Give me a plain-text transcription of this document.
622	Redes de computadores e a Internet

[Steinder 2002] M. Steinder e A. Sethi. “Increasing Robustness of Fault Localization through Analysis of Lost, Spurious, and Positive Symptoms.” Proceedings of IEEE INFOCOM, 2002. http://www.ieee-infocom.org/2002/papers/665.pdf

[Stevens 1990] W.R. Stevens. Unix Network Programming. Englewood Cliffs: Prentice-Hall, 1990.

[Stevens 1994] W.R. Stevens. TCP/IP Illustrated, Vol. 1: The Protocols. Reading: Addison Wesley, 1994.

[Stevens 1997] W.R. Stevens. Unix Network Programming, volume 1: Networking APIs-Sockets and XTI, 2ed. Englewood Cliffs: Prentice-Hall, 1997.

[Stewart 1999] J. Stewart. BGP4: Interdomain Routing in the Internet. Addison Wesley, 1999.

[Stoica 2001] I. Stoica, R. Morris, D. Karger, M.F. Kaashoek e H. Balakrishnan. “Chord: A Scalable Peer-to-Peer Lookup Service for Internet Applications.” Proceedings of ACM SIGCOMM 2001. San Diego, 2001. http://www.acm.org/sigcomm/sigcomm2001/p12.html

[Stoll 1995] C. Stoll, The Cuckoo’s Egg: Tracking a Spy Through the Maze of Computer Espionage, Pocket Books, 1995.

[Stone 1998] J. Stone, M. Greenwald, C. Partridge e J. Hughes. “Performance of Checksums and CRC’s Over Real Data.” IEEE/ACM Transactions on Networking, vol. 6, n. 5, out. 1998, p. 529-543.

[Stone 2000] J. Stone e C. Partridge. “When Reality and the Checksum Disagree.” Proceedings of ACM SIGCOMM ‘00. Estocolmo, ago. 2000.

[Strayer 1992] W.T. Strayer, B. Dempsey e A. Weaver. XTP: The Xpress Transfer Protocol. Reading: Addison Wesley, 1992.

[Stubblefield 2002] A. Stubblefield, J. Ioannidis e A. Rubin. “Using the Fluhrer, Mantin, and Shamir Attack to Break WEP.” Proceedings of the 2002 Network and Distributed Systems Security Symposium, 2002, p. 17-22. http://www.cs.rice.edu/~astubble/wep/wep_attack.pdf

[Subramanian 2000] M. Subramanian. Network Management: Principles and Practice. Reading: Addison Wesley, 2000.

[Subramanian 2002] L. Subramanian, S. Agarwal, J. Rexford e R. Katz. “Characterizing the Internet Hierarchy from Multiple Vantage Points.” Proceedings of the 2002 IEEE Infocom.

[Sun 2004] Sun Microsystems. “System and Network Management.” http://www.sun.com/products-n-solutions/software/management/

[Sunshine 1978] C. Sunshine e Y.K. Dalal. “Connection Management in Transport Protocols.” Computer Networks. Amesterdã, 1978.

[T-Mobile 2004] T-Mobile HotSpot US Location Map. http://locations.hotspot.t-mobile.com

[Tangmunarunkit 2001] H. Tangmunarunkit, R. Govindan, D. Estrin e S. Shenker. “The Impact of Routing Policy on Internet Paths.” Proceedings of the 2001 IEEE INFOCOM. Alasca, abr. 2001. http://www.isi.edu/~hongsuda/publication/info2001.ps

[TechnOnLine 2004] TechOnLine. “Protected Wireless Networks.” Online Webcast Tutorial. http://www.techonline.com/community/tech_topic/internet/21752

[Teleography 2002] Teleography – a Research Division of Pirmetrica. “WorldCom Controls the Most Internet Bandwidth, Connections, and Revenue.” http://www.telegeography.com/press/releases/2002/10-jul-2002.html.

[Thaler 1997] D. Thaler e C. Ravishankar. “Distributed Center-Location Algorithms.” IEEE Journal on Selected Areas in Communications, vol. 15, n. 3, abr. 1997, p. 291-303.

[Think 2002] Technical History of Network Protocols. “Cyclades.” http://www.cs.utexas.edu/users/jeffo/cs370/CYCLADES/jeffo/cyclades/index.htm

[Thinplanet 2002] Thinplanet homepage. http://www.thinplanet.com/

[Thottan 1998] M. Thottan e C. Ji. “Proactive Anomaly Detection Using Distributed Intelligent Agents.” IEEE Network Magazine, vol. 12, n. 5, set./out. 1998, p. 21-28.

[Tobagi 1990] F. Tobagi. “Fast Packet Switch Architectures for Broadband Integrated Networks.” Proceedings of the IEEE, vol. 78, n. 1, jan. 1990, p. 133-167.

- Work to be completed
Within the data above, count the lines that contain the string "html"; the reply is the number alone.

- Reply
2